Provided records
|---|

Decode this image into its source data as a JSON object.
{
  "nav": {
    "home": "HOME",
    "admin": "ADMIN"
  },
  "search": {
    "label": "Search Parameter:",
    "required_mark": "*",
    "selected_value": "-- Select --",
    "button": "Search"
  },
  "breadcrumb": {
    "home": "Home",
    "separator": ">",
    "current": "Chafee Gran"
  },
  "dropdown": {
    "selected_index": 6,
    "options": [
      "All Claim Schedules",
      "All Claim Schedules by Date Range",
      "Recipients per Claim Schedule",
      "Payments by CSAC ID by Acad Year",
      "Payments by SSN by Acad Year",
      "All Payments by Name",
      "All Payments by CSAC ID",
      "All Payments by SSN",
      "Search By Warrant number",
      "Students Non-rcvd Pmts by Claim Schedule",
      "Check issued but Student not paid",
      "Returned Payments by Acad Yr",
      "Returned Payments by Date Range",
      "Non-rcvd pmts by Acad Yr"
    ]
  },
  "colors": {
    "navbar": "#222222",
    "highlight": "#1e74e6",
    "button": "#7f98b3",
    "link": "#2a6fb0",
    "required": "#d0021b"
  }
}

|---|

Task instructions
Give all the entries again exactly; leave none out.

Correct output
Decode this image into its source data as a JSON object.
{
  "nav": {
    "home": "HOME",
    "admin": "ADMIN"
  },
  "search": {
    "label": "Search Parameter:",
    "required_mark": "*",
    "selected_value": "-- Select --",
    "button": "Search"
  },
  "breadcrumb": {
    "home": "Home",
    "separator": ">",
    "current": "Chafee Gran"
  },
  "dropdown": {
    "selected_index": 6,
    "options": [
      "All Claim Schedules",
      "All Claim Schedules by Date Range",
      "Recipients per Claim Schedule",
      "Payments by CSAC ID by Acad Year",
      "Payments by SSN by Acad Year",
      "All Payments by Name",
      "All Payments by CSAC ID",
      "All Payments by SSN",
      "Search By Warrant number",
      "Students Non-rcvd Pmts by Claim Schedule",
      "Check issued but Student not paid",
      "Returned Payments by Acad Yr",
      "Returned Payments by Date Range",
      "Non-rcvd pmts by Acad Yr"
    ]
  },
  "colors": {
    "navbar": "#222222",
    "highlight": "#1e74e6",
    "button": "#7f98b3",
    "link": "#2a6fb0",
    "required": "#d0021b"
  }
}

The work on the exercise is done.